= Task =
Write every record out again exactly, and keep images out of it.

= Recorded data =
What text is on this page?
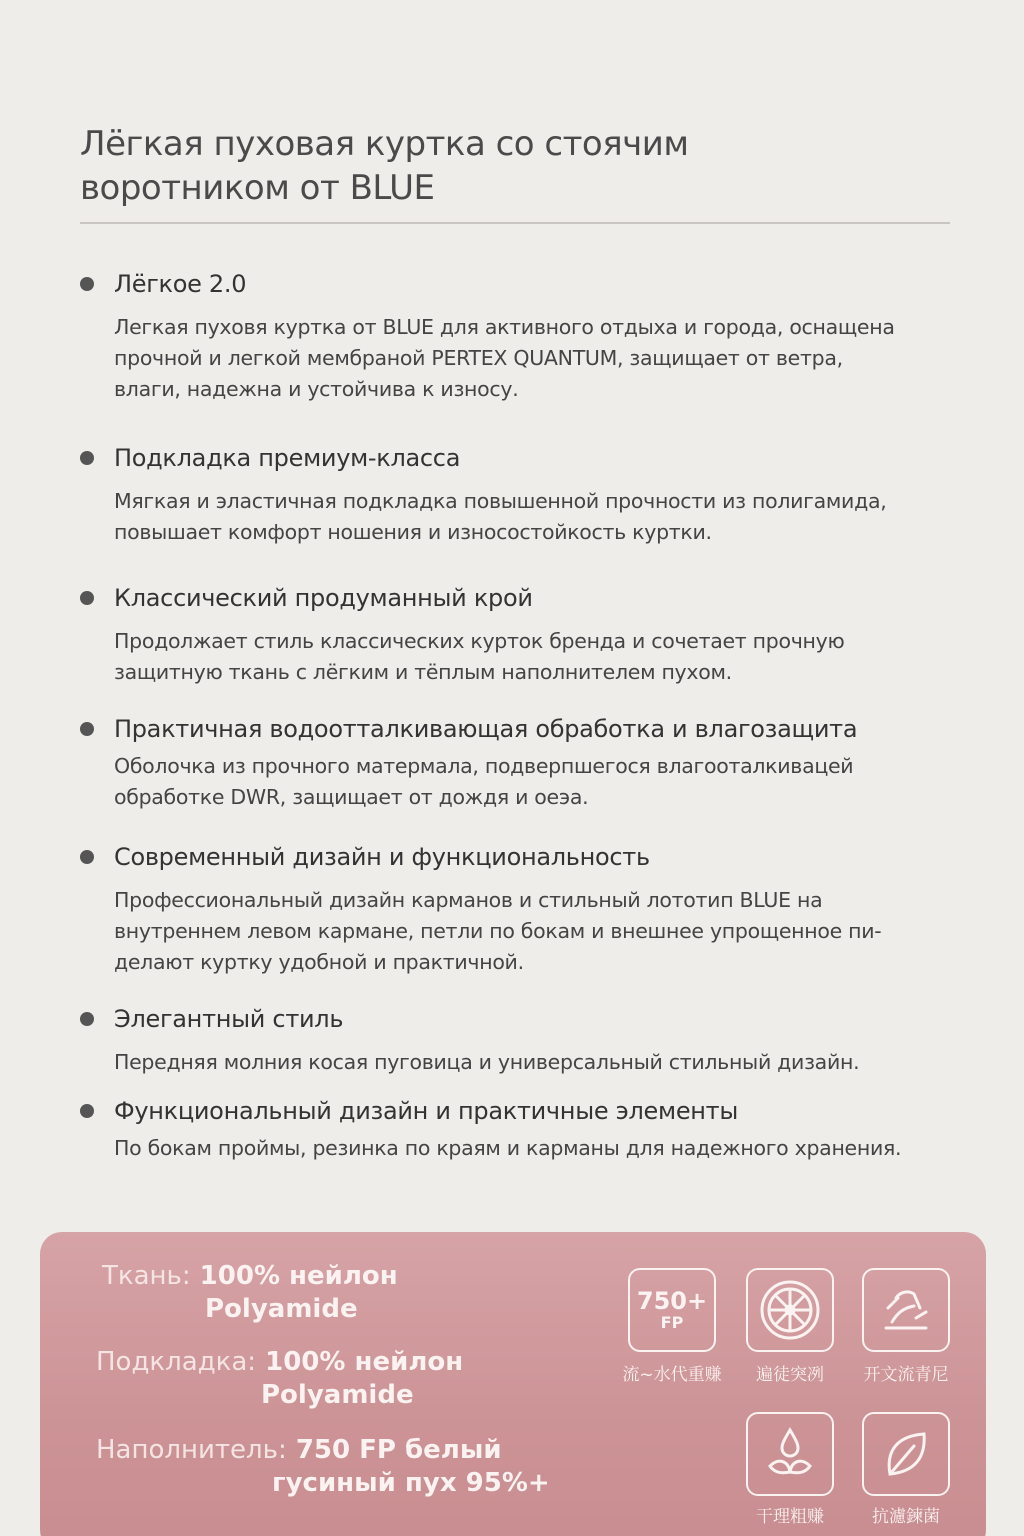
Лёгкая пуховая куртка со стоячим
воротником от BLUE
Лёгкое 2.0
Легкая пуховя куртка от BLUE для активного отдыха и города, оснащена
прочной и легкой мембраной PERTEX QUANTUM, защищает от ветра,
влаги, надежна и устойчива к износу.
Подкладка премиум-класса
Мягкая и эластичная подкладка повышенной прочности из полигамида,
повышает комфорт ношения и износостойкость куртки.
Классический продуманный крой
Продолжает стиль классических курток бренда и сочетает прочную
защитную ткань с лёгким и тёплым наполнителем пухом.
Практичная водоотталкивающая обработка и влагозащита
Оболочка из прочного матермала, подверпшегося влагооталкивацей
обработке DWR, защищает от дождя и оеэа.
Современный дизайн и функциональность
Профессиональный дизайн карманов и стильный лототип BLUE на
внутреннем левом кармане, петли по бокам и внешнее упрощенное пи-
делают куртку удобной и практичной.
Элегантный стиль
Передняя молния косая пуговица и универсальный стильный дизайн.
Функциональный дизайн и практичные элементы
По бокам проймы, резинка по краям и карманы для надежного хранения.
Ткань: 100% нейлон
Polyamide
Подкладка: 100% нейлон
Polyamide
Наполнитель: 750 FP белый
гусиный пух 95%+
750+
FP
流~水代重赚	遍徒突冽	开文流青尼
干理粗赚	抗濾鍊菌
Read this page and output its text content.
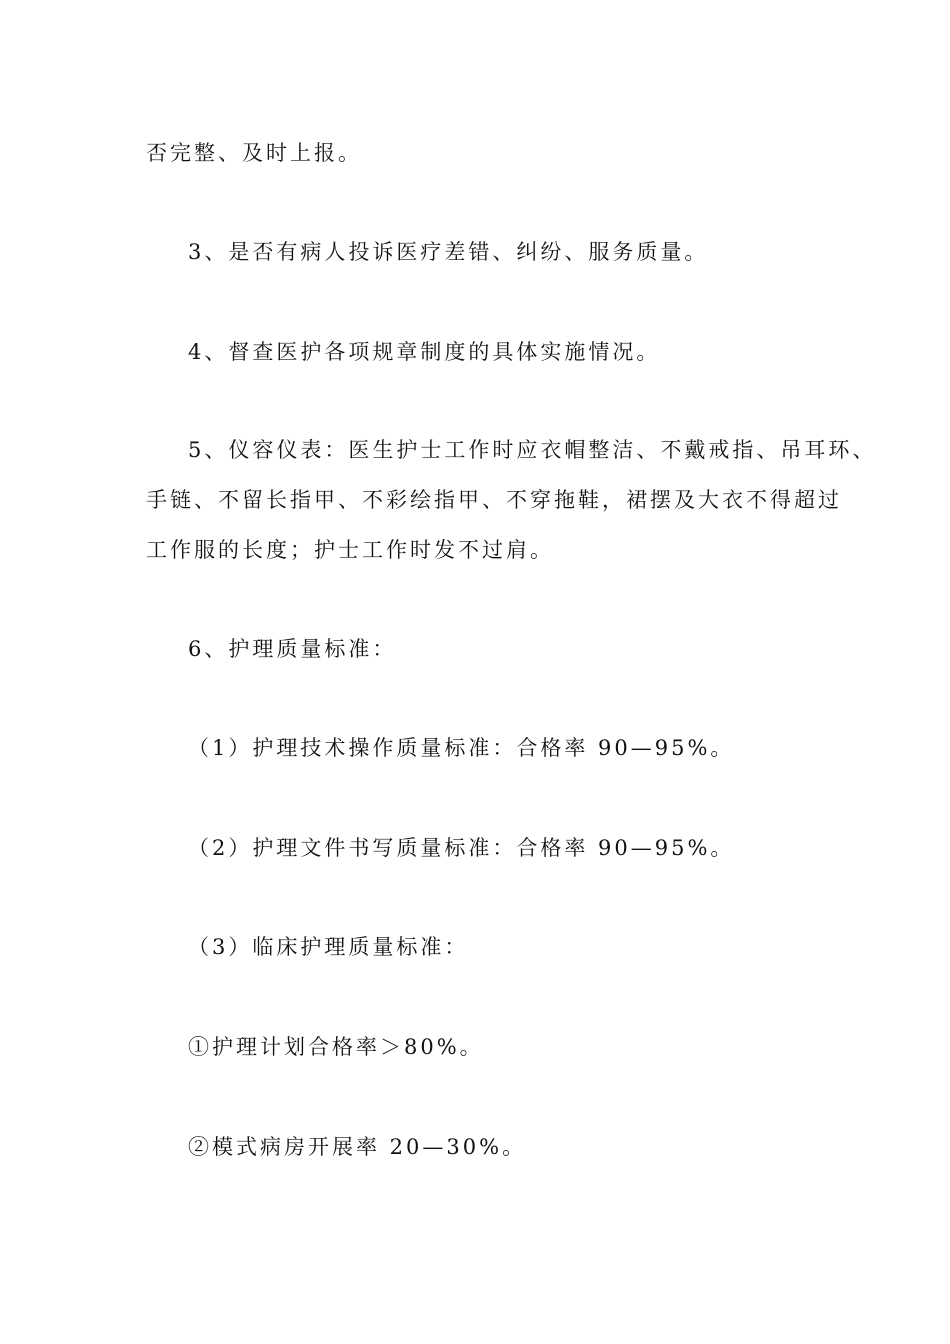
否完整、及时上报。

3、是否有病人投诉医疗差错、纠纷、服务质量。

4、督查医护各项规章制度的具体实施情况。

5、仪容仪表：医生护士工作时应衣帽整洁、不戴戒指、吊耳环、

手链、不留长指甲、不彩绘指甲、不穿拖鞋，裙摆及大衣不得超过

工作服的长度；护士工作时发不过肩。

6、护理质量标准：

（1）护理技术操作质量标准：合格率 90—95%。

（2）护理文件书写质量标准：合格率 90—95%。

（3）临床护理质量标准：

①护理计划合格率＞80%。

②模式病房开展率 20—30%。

= Full response =
What text is on this page?
Лёгкая пуховая куртка со стоячим
воротником от BLUE
Лёгкое 2.0
Легкая пуховя куртка от BLUE для активного отдыха и города, оснащена
прочной и легкой мембраной PERTEX QUANTUM, защищает от ветра,
влаги, надежна и устойчива к износу.
Подкладка премиум-класса
Мягкая и эластичная подкладка повышенной прочности из полигамида,
повышает комфорт ношения и износостойкость куртки.
Классический продуманный крой
Продолжает стиль классических курток бренда и сочетает прочную
защитную ткань с лёгким и тёплым наполнителем пухом.
Практичная водоотталкивающая обработка и влагозащита
Оболочка из прочного матермала, подверпшегося влагооталкивацей
обработке DWR, защищает от дождя и оеэа.
Современный дизайн и функциональность
Профессиональный дизайн карманов и стильный лототип BLUE на
внутреннем левом кармане, петли по бокам и внешнее упрощенное пи-
делают куртку удобной и практичной.
Элегантный стиль
Передняя молния косая пуговица и универсальный стильный дизайн.
Функциональный дизайн и практичные элементы
По бокам проймы, резинка по краям и карманы для надежного хранения.
Ткань: 100% нейлон
Polyamide
Подкладка: 100% нейлон
Polyamide
Наполнитель: 750 FP белый
гусиный пух 95%+
750+
FP
流~水代重赚	遍徒突冽	开文流青尼
干理粗赚	抗濾鍊菌
Read this page and output its text content.
否完整、及时上报。

3、是否有病人投诉医疗差错、纠纷、服务质量。

4、督查医护各项规章制度的具体实施情况。

5、仪容仪表：医生护士工作时应衣帽整洁、不戴戒指、吊耳环、

手链、不留长指甲、不彩绘指甲、不穿拖鞋，裙摆及大衣不得超过

工作服的长度；护士工作时发不过肩。

6、护理质量标准：

（1）护理技术操作质量标准：合格率 90—95%。

（2）护理文件书写质量标准：合格率 90—95%。

（3）临床护理质量标准：

①护理计划合格率＞80%。

②模式病房开展率 20—30%。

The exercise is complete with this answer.